What the task requires: Could you reproduce the items below line for line, leaving out the pictures?

——

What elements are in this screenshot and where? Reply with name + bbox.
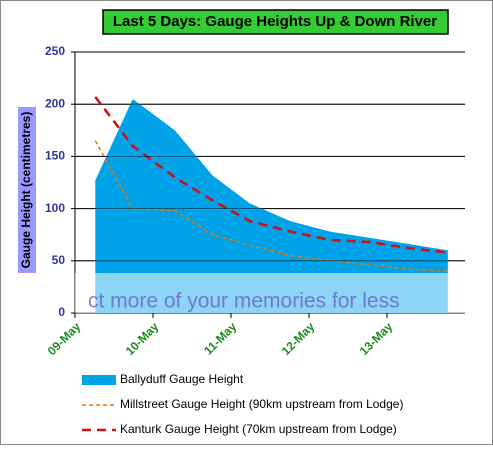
y-tick-label: 250 bbox=[45, 44, 65, 58]
watermark-text: ct more of your memories for less bbox=[88, 290, 400, 313]
area bbox=[95, 98, 448, 313]
legend-swatch bbox=[82, 375, 116, 385]
watermark-band bbox=[75, 273, 465, 313]
y-tick-label: 150 bbox=[45, 149, 65, 163]
title-box bbox=[102, 9, 449, 35]
legend-label: Kanturk Gauge Height (70km upstream from… bbox=[120, 422, 397, 436]
chart-title: Last 5 Days: Gauge Heights Up & Down Riv… bbox=[113, 13, 437, 30]
y-tick-label: 50 bbox=[52, 253, 66, 267]
y-tick-label: 100 bbox=[45, 201, 65, 215]
y-tick-label: 200 bbox=[45, 96, 65, 110]
y-label-box bbox=[18, 107, 36, 273]
legend-label: Ballyduff Gauge Height bbox=[120, 372, 244, 386]
y-tick-label: 0 bbox=[58, 305, 65, 319]
legend-label: Millstreet Gauge Height (90km upstream f… bbox=[120, 397, 403, 411]
y-axis-label: Gauge Height (centimetres) bbox=[19, 112, 33, 269]
line bbox=[94, 140, 448, 272]
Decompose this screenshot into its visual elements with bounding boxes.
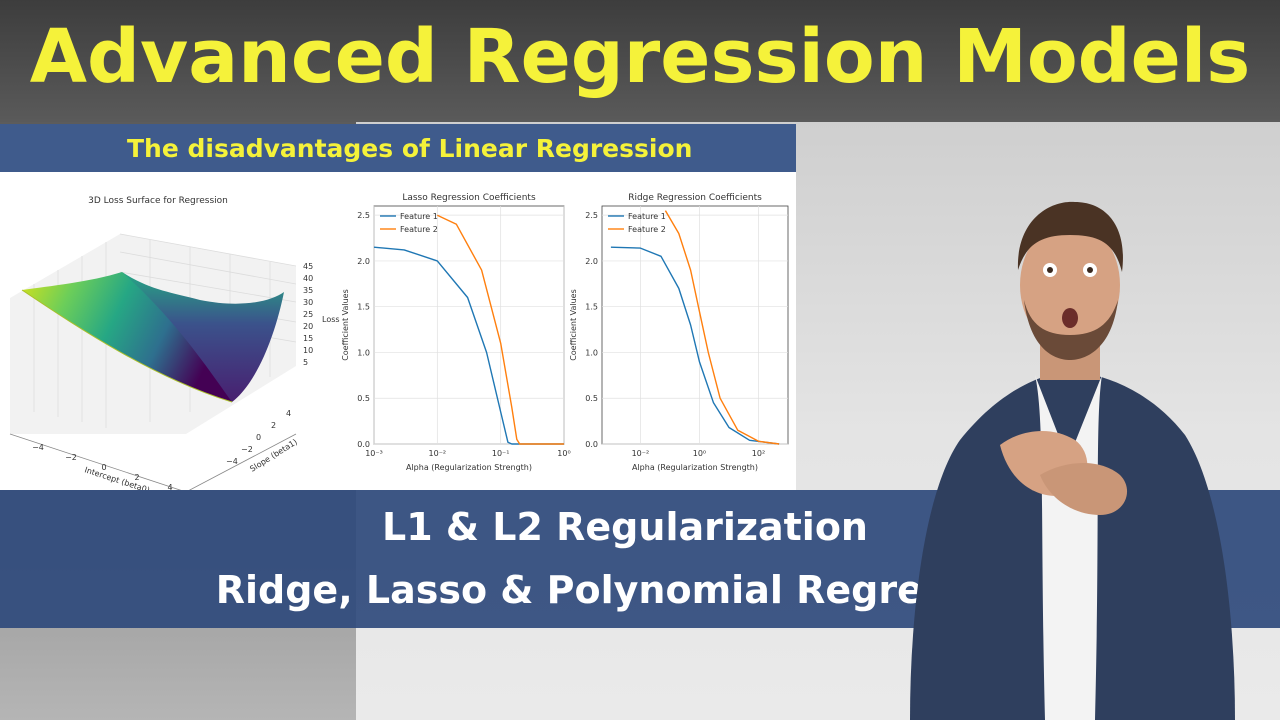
- surface-y-tick: −2: [241, 445, 253, 454]
- lasso-y-tick: 2.0: [357, 257, 370, 266]
- lasso-legend-label: Feature 2: [400, 225, 438, 234]
- surface-x-tick: −2: [65, 453, 77, 462]
- surface-z-tick: 25: [303, 310, 313, 319]
- surface-x-axis: [9, 433, 182, 490]
- lasso-plot-area: [373, 205, 565, 445]
- ridge-y-tick: 1.0: [585, 348, 598, 357]
- lasso-title: Lasso Regression Coefficients: [402, 193, 536, 203]
- lasso-y-tick: 1.0: [357, 348, 370, 357]
- lasso-chart: Lasso Regression Coefficients 0.0 0.5 1.0 1.…: [341, 193, 571, 472]
- lasso-x-tick: 10⁻¹: [492, 449, 510, 458]
- surface-x-tick: 0: [101, 463, 106, 472]
- ridge-y-tick: 0.0: [585, 440, 598, 449]
- ridge-y-tick: 1.5: [585, 303, 598, 312]
- ridge-plot-area: [601, 205, 789, 445]
- surface-z-tick: 5: [303, 358, 308, 367]
- panel-heading-bar: The disadvantages of Linear Regression: [0, 124, 796, 172]
- hair: [1017, 201, 1123, 272]
- lasso-y-tick: 1.5: [357, 303, 370, 312]
- open-mouth: [1062, 308, 1078, 328]
- surface-y-axis: [188, 433, 297, 490]
- ridge-x-label: Alpha (Regularization Strength): [632, 463, 758, 472]
- lasso-y-tick: 0.0: [357, 440, 370, 449]
- ridge-y-tick: 2.5: [585, 211, 598, 220]
- surface-y-tick: 2: [271, 421, 276, 430]
- panel-heading: The disadvantages of Linear Regression: [127, 134, 693, 163]
- ridge-legend-label: Feature 2: [628, 225, 666, 234]
- ridge-chart: Ridge Regression Coefficients 0.0 0.5 1.0 1.…: [569, 193, 789, 472]
- ridge-y-label: Coefficient Values: [569, 289, 578, 361]
- surface-x-tick: 4: [167, 483, 172, 490]
- lasso-series-2: [436, 214, 564, 445]
- lasso-legend-label: Feature 1: [400, 212, 438, 221]
- ridge-x-tick: 10⁰: [693, 449, 706, 458]
- charts-figure: 3D Loss Surface for Regression: [9, 193, 789, 490]
- surface-right-face: [122, 272, 284, 402]
- surface-chart: 3D Loss Surface for Regression: [9, 196, 340, 490]
- ridge-series-2: [664, 210, 780, 445]
- ridge-title: Ridge Regression Coefficients: [628, 193, 762, 203]
- ridge-x-tick: 10²: [752, 449, 765, 458]
- surface-x-tick: 2: [134, 473, 139, 482]
- ridge-legend-label: Feature 1: [628, 212, 666, 221]
- lasso-y-label: Coefficient Values: [341, 289, 350, 361]
- surface-z-tick: 20: [303, 322, 313, 331]
- surface-title: 3D Loss Surface for Regression: [88, 196, 228, 206]
- surface-y-tick: 0: [256, 433, 261, 442]
- lasso-y-tick: 2.5: [357, 211, 370, 220]
- lasso-x-tick: 10⁻³: [365, 449, 383, 458]
- ridge-y-tick: 2.0: [585, 257, 598, 266]
- right-hand: [1040, 462, 1128, 515]
- ridge-y-tick: 0.5: [585, 394, 598, 403]
- surface-y-tick: 4: [286, 409, 291, 418]
- surface-z-tick: 45: [303, 262, 313, 271]
- surface-z-label: Loss: [322, 315, 340, 324]
- beard: [1024, 300, 1118, 360]
- title-band: [0, 0, 1280, 122]
- surface-front-edge: [21, 289, 233, 403]
- surface-left-face: [22, 272, 232, 402]
- surface-x-tick: −4: [32, 443, 44, 452]
- subtitle-line-1: L1 & L2 Regularization: [382, 505, 868, 549]
- lasso-x-label: Alpha (Regularization Strength): [406, 463, 532, 472]
- surface-z-tick: 15: [303, 334, 313, 343]
- subtitle-line-2: Ridge, Lasso & Polynomial Regression: [215, 568, 1035, 612]
- charts-panel: The disadvantages of Linear Regression 3…: [0, 124, 796, 490]
- lasso-x-tick: 10⁻²: [429, 449, 447, 458]
- lasso-y-tick: 0.5: [357, 394, 370, 403]
- main-title: Advanced Regression Models: [29, 14, 1251, 100]
- surprised-man-photo: [910, 201, 1235, 720]
- surface-y-tick: −4: [226, 457, 238, 466]
- face: [1020, 221, 1120, 349]
- surface-z-tick: 30: [303, 298, 313, 307]
- surface-z-tick: 35: [303, 286, 313, 295]
- ridge-x-tick: 10⁻²: [632, 449, 650, 458]
- lasso-series-1: [373, 246, 564, 445]
- ridge-series-1: [610, 246, 780, 445]
- lasso-x-tick: 10⁰: [557, 449, 570, 458]
- surface-z-tick: 40: [303, 274, 313, 283]
- surface-z-tick: 10: [303, 346, 313, 355]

——

Solution for this exercise:
What elements are in this screenshot and where? Reply with name + bbox.
y-tick-label: 250 bbox=[45, 44, 65, 58]
watermark-text: ct more of your memories for less bbox=[88, 290, 400, 313]
area bbox=[95, 98, 448, 313]
legend-swatch bbox=[82, 375, 116, 385]
watermark-band bbox=[75, 273, 465, 313]
y-tick-label: 150 bbox=[45, 149, 65, 163]
title-box bbox=[102, 9, 449, 35]
legend-label: Kanturk Gauge Height (70km upstream from… bbox=[120, 422, 397, 436]
chart-title: Last 5 Days: Gauge Heights Up & Down Riv… bbox=[113, 13, 437, 30]
y-tick-label: 50 bbox=[52, 253, 66, 267]
y-tick-label: 100 bbox=[45, 201, 65, 215]
y-tick-label: 200 bbox=[45, 96, 65, 110]
y-label-box bbox=[18, 107, 36, 273]
legend-label: Ballyduff Gauge Height bbox=[120, 372, 244, 386]
y-tick-label: 0 bbox=[58, 305, 65, 319]
legend-label: Millstreet Gauge Height (90km upstream f… bbox=[120, 397, 403, 411]
y-axis-label: Gauge Height (centimetres) bbox=[19, 112, 33, 269]
line bbox=[94, 140, 448, 272]
Decompose this screenshot into its visual elements with bounding boxes.
- surface-y-tick: −2: [241, 445, 253, 454]
- lasso-y-tick: 2.0: [357, 257, 370, 266]
- lasso-legend-label: Feature 2: [400, 225, 438, 234]
- surface-x-tick: −2: [65, 453, 77, 462]
- surface-z-tick: 25: [303, 310, 313, 319]
- surface-x-axis: [9, 433, 182, 490]
- lasso-plot-area: [373, 205, 565, 445]
- ridge-y-tick: 1.0: [585, 348, 598, 357]
- lasso-title: Lasso Regression Coefficients: [402, 193, 536, 203]
- lasso-y-tick: 1.0: [357, 348, 370, 357]
- lasso-chart: Lasso Regression Coefficients 0.0 0.5 1.0 1.…: [341, 193, 571, 472]
- lasso-x-tick: 10⁻¹: [492, 449, 510, 458]
- surface-x-tick: 0: [101, 463, 106, 472]
- ridge-y-tick: 0.0: [585, 440, 598, 449]
- ridge-y-tick: 1.5: [585, 303, 598, 312]
- ridge-plot-area: [601, 205, 789, 445]
- surface-z-tick: 5: [303, 358, 308, 367]
- panel-heading-bar: The disadvantages of Linear Regression: [0, 124, 796, 172]
- hair: [1017, 201, 1123, 272]
- lasso-y-tick: 1.5: [357, 303, 370, 312]
- open-mouth: [1062, 308, 1078, 328]
- surface-y-axis: [188, 433, 297, 490]
- ridge-x-label: Alpha (Regularization Strength): [632, 463, 758, 472]
- lasso-y-tick: 0.0: [357, 440, 370, 449]
- ridge-y-tick: 2.5: [585, 211, 598, 220]
- surface-y-tick: 2: [271, 421, 276, 430]
- panel-heading: The disadvantages of Linear Regression: [127, 134, 693, 163]
- ridge-legend-label: Feature 2: [628, 225, 666, 234]
- ridge-chart: Ridge Regression Coefficients 0.0 0.5 1.0 1.…: [569, 193, 789, 472]
- ridge-y-label: Coefficient Values: [569, 289, 578, 361]
- surface-x-tick: 4: [167, 483, 172, 490]
- lasso-series-2: [436, 214, 564, 445]
- lasso-legend-label: Feature 1: [400, 212, 438, 221]
- ridge-x-tick: 10⁰: [693, 449, 706, 458]
- charts-figure: 3D Loss Surface for Regression: [9, 193, 789, 490]
- surface-right-face: [122, 272, 284, 402]
- surface-chart: 3D Loss Surface for Regression: [9, 196, 340, 490]
- ridge-series-2: [664, 210, 780, 445]
- ridge-title: Ridge Regression Coefficients: [628, 193, 762, 203]
- ridge-x-tick: 10²: [752, 449, 765, 458]
- surface-x-tick: 2: [134, 473, 139, 482]
- ridge-legend-label: Feature 1: [628, 212, 666, 221]
- lasso-y-label: Coefficient Values: [341, 289, 350, 361]
- surface-z-tick: 20: [303, 322, 313, 331]
- surface-title: 3D Loss Surface for Regression: [88, 196, 228, 206]
- surface-y-tick: 0: [256, 433, 261, 442]
- lasso-y-tick: 2.5: [357, 211, 370, 220]
- lasso-x-tick: 10⁻³: [365, 449, 383, 458]
- ridge-y-tick: 2.0: [585, 257, 598, 266]
- right-hand: [1040, 462, 1128, 515]
- ridge-y-tick: 0.5: [585, 394, 598, 403]
- surface-y-tick: 4: [286, 409, 291, 418]
- surface-z-tick: 45: [303, 262, 313, 271]
- surface-z-label: Loss: [322, 315, 340, 324]
- beard: [1024, 300, 1118, 360]
- title-band: [0, 0, 1280, 122]
- surface-front-edge: [21, 289, 233, 403]
- surface-left-face: [22, 272, 232, 402]
- surface-x-tick: −4: [32, 443, 44, 452]
- subtitle-line-1: L1 & L2 Regularization: [382, 505, 868, 549]
- lasso-x-label: Alpha (Regularization Strength): [406, 463, 532, 472]
- surface-z-tick: 15: [303, 334, 313, 343]
- subtitle-line-2: Ridge, Lasso & Polynomial Regression: [215, 568, 1035, 612]
- charts-panel: The disadvantages of Linear Regression 3…: [0, 124, 796, 490]
- lasso-x-tick: 10⁻²: [429, 449, 447, 458]
- lasso-y-tick: 0.5: [357, 394, 370, 403]
- main-title: Advanced Regression Models: [29, 14, 1251, 100]
- surprised-man-photo: [910, 201, 1235, 720]
- surface-y-tick: −4: [226, 457, 238, 466]
- face: [1020, 221, 1120, 349]
- surface-z-tick: 30: [303, 298, 313, 307]
- surface-z-tick: 35: [303, 286, 313, 295]
- ridge-x-tick: 10⁻²: [632, 449, 650, 458]
- lasso-series-1: [373, 246, 564, 445]
- ridge-series-1: [610, 246, 780, 445]
- lasso-x-tick: 10⁰: [557, 449, 570, 458]
- surface-z-tick: 40: [303, 274, 313, 283]
- surface-z-tick: 10: [303, 346, 313, 355]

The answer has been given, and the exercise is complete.